• RECORDS SUPPLIED
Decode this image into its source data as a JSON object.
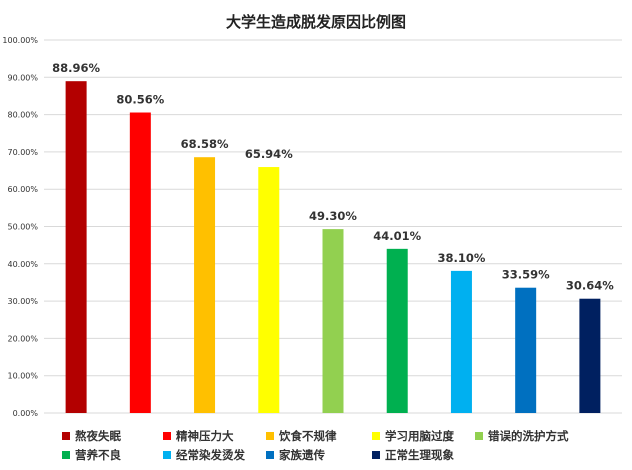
{
  "chart_data": {
    "type": "bar",
    "title": "大学生造成脱发原因比例图",
    "categories": [
      "熬夜失眠",
      "精神压力大",
      "饮食不规律",
      "学习用脑过度",
      "错误的洗护方式",
      "营养不良",
      "经常染发烫发",
      "家族遗传",
      "正常生理现象"
    ],
    "values": [
      88.96,
      80.56,
      68.58,
      65.94,
      49.3,
      44.01,
      38.1,
      33.59,
      30.64
    ],
    "data_labels": [
      "88.96%",
      "80.56%",
      "68.58%",
      "65.94%",
      "49.30%",
      "44.01%",
      "38.10%",
      "33.59%",
      "30.64%"
    ],
    "colors": [
      "#b30000",
      "#ff0000",
      "#ffc000",
      "#ffff00",
      "#92d050",
      "#00b050",
      "#00b0f0",
      "#0070c0",
      "#002060"
    ],
    "ylim": [
      0,
      100
    ],
    "yticks": [
      0,
      10,
      20,
      30,
      40,
      50,
      60,
      70,
      80,
      90,
      100
    ],
    "ytick_labels": [
      "0.00%",
      "10.00%",
      "20.00%",
      "30.00%",
      "40.00%",
      "50.00%",
      "60.00%",
      "70.00%",
      "80.00%",
      "90.00%",
      "100.00%"
    ],
    "xlabel": "",
    "ylabel": "",
    "grid": true,
    "legend": "bottom"
  }
}
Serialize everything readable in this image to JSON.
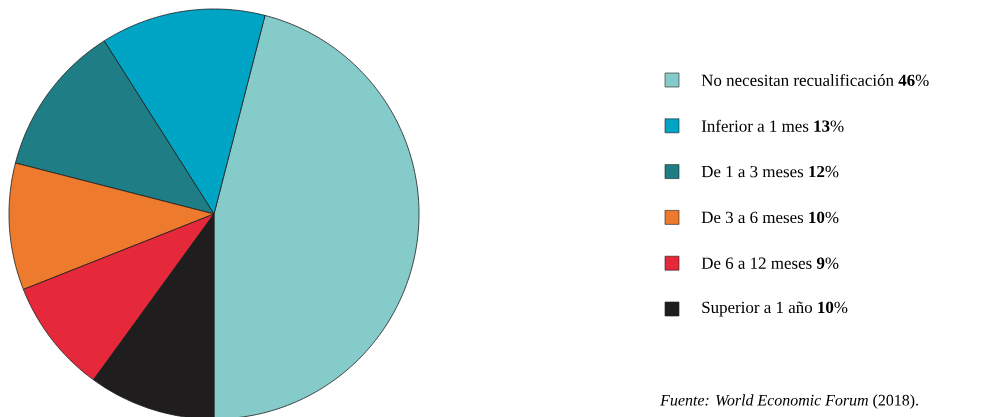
{
  "chart_data": {
    "type": "pie",
    "categories": [
      "No necesitan recualificación",
      "Inferior a 1 mes",
      "De 1 a 3 meses",
      "De 3 a 6 meses",
      "De 6 a 12 meses",
      "Superior a 1 año"
    ],
    "values": [
      46,
      13,
      12,
      10,
      9,
      10
    ],
    "value_labels": [
      "**46**%",
      "**13**%",
      "**12**%",
      "**10**%",
      "**9**%",
      "**10**%"
    ],
    "colors": [
      "#84cbc9",
      "#00a5c5",
      "#1f7d85",
      "#ed7a2d",
      "#e6283b",
      "#1f1d1e"
    ],
    "legend": "right",
    "annotations": [
      "*Fuente: World Economic Forum* (2018)."
    ]
  }
}
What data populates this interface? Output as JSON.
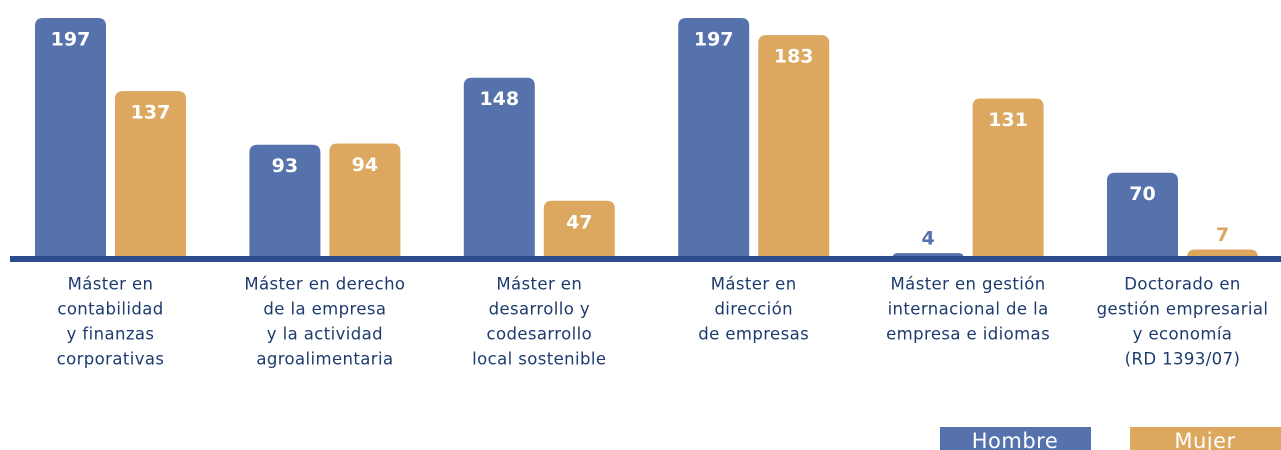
{
  "chart_data": {
    "type": "bar",
    "categories": [
      [
        "Máster en",
        "contabilidad",
        "y finanzas",
        "corporativas"
      ],
      [
        "Máster en derecho",
        "de la empresa",
        "y la actividad",
        "agroalimentaria"
      ],
      [
        "Máster en",
        "desarrollo y",
        "codesarrollo",
        "local sostenible"
      ],
      [
        "Máster en",
        "dirección",
        "de empresas"
      ],
      [
        "Máster en gestión",
        "internacional de la",
        "empresa e idiomas"
      ],
      [
        "Doctorado en",
        "gestión empresarial",
        "y economía",
        "(RD 1393/07)"
      ]
    ],
    "series": [
      {
        "name": "Hombre",
        "color": "#5572ad",
        "values": [
          197,
          93,
          148,
          197,
          4,
          70
        ]
      },
      {
        "name": "Mujer",
        "color": "#dca85f",
        "values": [
          137,
          94,
          47,
          183,
          131,
          7
        ]
      }
    ]
  }
}
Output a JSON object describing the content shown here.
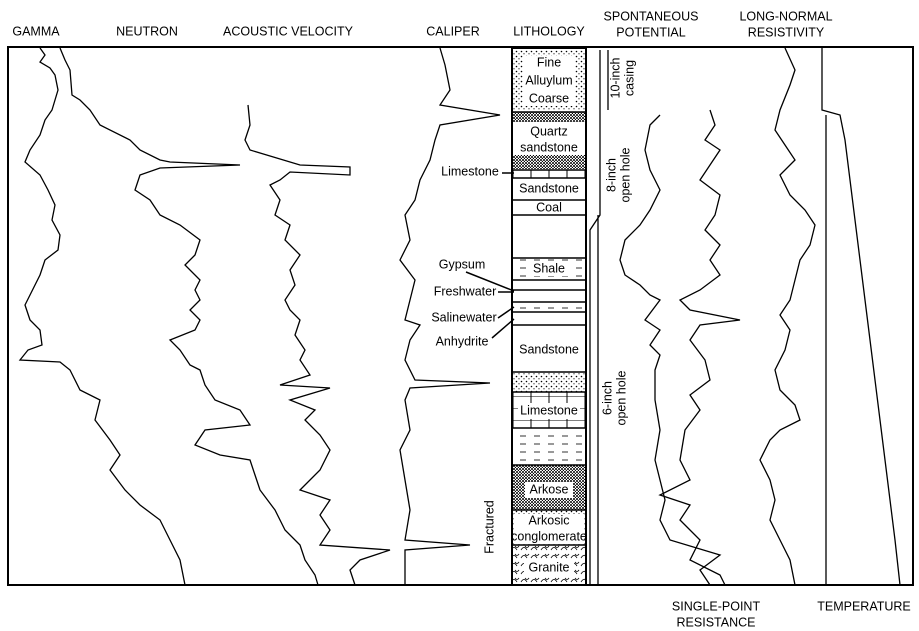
{
  "track_headers": {
    "gamma": "GAMMA",
    "neutron": "NEUTRON",
    "acoustic_velocity": "ACOUSTIC VELOCITY",
    "caliper": "CALIPER",
    "lithology": "LITHOLOGY",
    "spontaneous_potential": [
      "SPONTANEOUS",
      "POTENTIAL"
    ],
    "long_normal_resistivity": [
      "LONG-NORMAL",
      "RESISTIVITY"
    ],
    "single_point_resistance": [
      "SINGLE-POINT",
      "RESISTANCE"
    ],
    "temperature": "TEMPERATURE"
  },
  "lithology_layers": [
    [
      "Fine",
      "Alluylum",
      "Coarse"
    ],
    [
      "Quartz",
      "sandstone"
    ],
    [
      "Sandstone"
    ],
    [
      "Coal"
    ],
    [
      "Shale"
    ],
    [
      "Sandstone"
    ],
    [
      "Limestone"
    ],
    [
      "Arkose"
    ],
    [
      "Arkosic",
      "conglomerate"
    ],
    [
      "Granite"
    ]
  ],
  "lithology_callouts": [
    "Limestone",
    "Gypsum",
    "Freshwater",
    "Salinewater",
    "Anhydrite",
    "Fractured"
  ],
  "borehole_annotations": [
    [
      "10-inch",
      "casing"
    ],
    [
      "8-inch",
      "open hole"
    ],
    [
      "6-inch",
      "open hole"
    ]
  ]
}
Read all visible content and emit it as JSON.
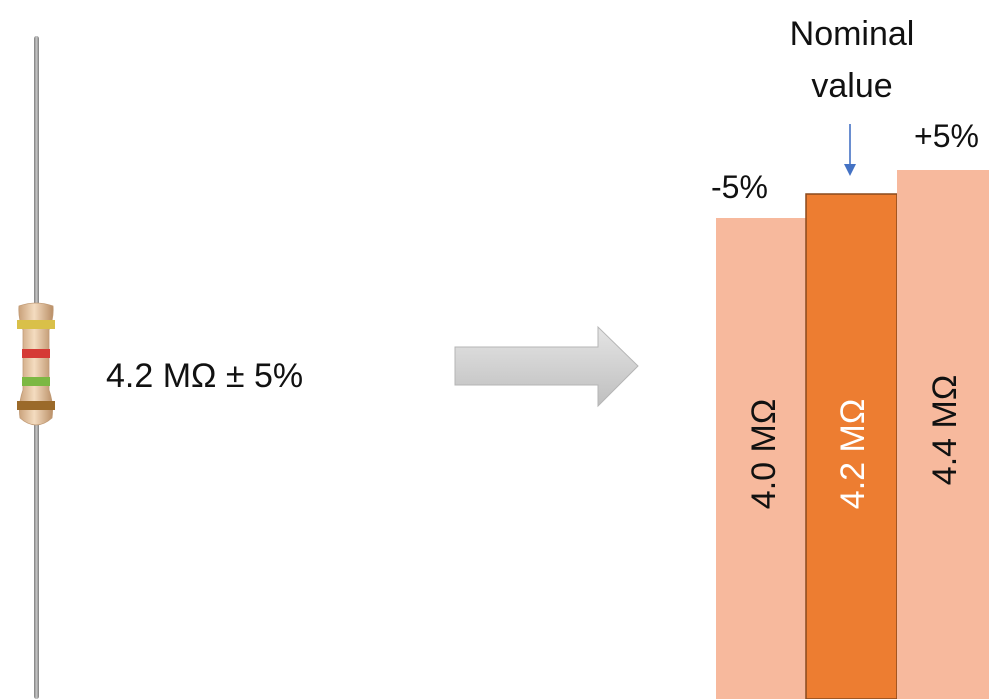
{
  "resistor": {
    "value_label": "4.2 MΩ ± 5%",
    "band_colors": [
      "#d9c049",
      "#d53a35",
      "#7cb843",
      "#9b6a2a"
    ],
    "body_color": "#e8c6a0",
    "lead_color": "#9c9c9c"
  },
  "arrow": {
    "color": "#d0d0d0"
  },
  "bars": [
    {
      "value_label": "4.0 MΩ",
      "top_label": "-5%",
      "color": "#f7b99d",
      "text_color": "#111111"
    },
    {
      "value_label": "4.2 MΩ",
      "top_label": "",
      "color": "#ed7d31",
      "text_color": "#ffffff"
    },
    {
      "value_label": "4.4 MΩ",
      "top_label": "+5%",
      "color": "#f7b99d",
      "text_color": "#111111"
    }
  ],
  "nominal": {
    "line1": "Nominal",
    "line2": "value",
    "arrow_color": "#4472c4"
  }
}
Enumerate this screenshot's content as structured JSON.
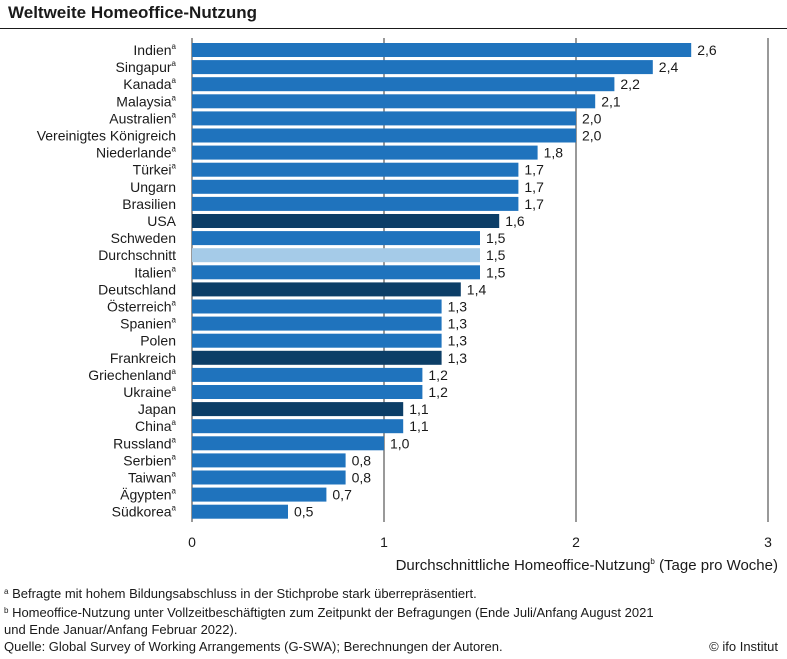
{
  "title": "Weltweite Homeoffice-Nutzung",
  "chart_data": {
    "type": "bar",
    "orientation": "horizontal",
    "categories": [
      "Indien",
      "Singapur",
      "Kanada",
      "Malaysia",
      "Australien",
      "Vereinigtes Königreich",
      "Niederlande",
      "Türkei",
      "Ungarn",
      "Brasilien",
      "USA",
      "Schweden",
      "Durchschnitt",
      "Italien",
      "Deutschland",
      "Österreich",
      "Spanien",
      "Polen",
      "Frankreich",
      "Griechenland",
      "Ukraine",
      "Japan",
      "China",
      "Russland",
      "Serbien",
      "Taiwan",
      "Ägypten",
      "Südkorea"
    ],
    "category_footnotes": [
      "a",
      "a",
      "a",
      "a",
      "a",
      "",
      "a",
      "a",
      "",
      "",
      "",
      "",
      "",
      "a",
      "",
      "a",
      "a",
      "",
      "",
      "a",
      "a",
      "",
      "a",
      "a",
      "a",
      "a",
      "a",
      "a"
    ],
    "values": [
      2.6,
      2.4,
      2.2,
      2.1,
      2.0,
      2.0,
      1.8,
      1.7,
      1.7,
      1.7,
      1.6,
      1.5,
      1.5,
      1.5,
      1.4,
      1.3,
      1.3,
      1.3,
      1.3,
      1.2,
      1.2,
      1.1,
      1.1,
      1.0,
      0.8,
      0.8,
      0.7,
      0.5
    ],
    "value_labels": [
      "2,6",
      "2,4",
      "2,2",
      "2,1",
      "2,0",
      "2,0",
      "1,8",
      "1,7",
      "1,7",
      "1,7",
      "1,6",
      "1,5",
      "1,5",
      "1,5",
      "1,4",
      "1,3",
      "1,3",
      "1,3",
      "1,3",
      "1,2",
      "1,2",
      "1,1",
      "1,1",
      "1,0",
      "0,8",
      "0,8",
      "0,7",
      "0,5"
    ],
    "bar_styles": [
      "std",
      "std",
      "std",
      "std",
      "std",
      "std",
      "std",
      "std",
      "std",
      "std",
      "dark",
      "std",
      "light",
      "std",
      "dark",
      "std",
      "std",
      "std",
      "dark",
      "std",
      "std",
      "dark",
      "std",
      "std",
      "std",
      "std",
      "std",
      "std"
    ],
    "colors": {
      "std": "#1f73bd",
      "dark": "#0c3e67",
      "light": "#a5cbe8"
    },
    "xlim": [
      0,
      3
    ],
    "xticks": [
      0,
      1,
      2,
      3
    ],
    "xtick_labels": [
      "0",
      "1",
      "2",
      "3"
    ],
    "grid": true,
    "xlabel": "Durchschnittliche Homeoffice-Nutzung",
    "xlabel_sup": "b",
    "xlabel_suffix": " (Tage pro Woche)"
  },
  "notes": {
    "a": {
      "marker": "a",
      "text": " Befragte mit hohem Bildungsabschluss in der Stichprobe stark überrepräsentiert."
    },
    "b_line1": {
      "marker": "b",
      "text": " Homeoffice-Nutzung unter Vollzeitbeschäftigten zum Zeitpunkt der Befragungen (Ende Juli/Anfang August 2021"
    },
    "b_line2": "und Ende Januar/Anfang Februar 2022).",
    "source": "Quelle: Global Survey of Working Arrangements (G-SWA); Berechnungen der Autoren.",
    "credit": "© ifo Institut"
  }
}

• TASK DETAILS
Above are the records. Copy every line in them holding "Nutzung".

• ANSWER TO THIS TASK
  "title": "Weltweite Homeoffice-Nutzung",
    "xlabel": "Durchschnittliche Homeoffice-Nutzung",
      "text": " Homeoffice-Nutzung unter Vollzeitbeschäftigten zum Zeitpunkt der Befragungen (Ende Juli/Anfang August 2021"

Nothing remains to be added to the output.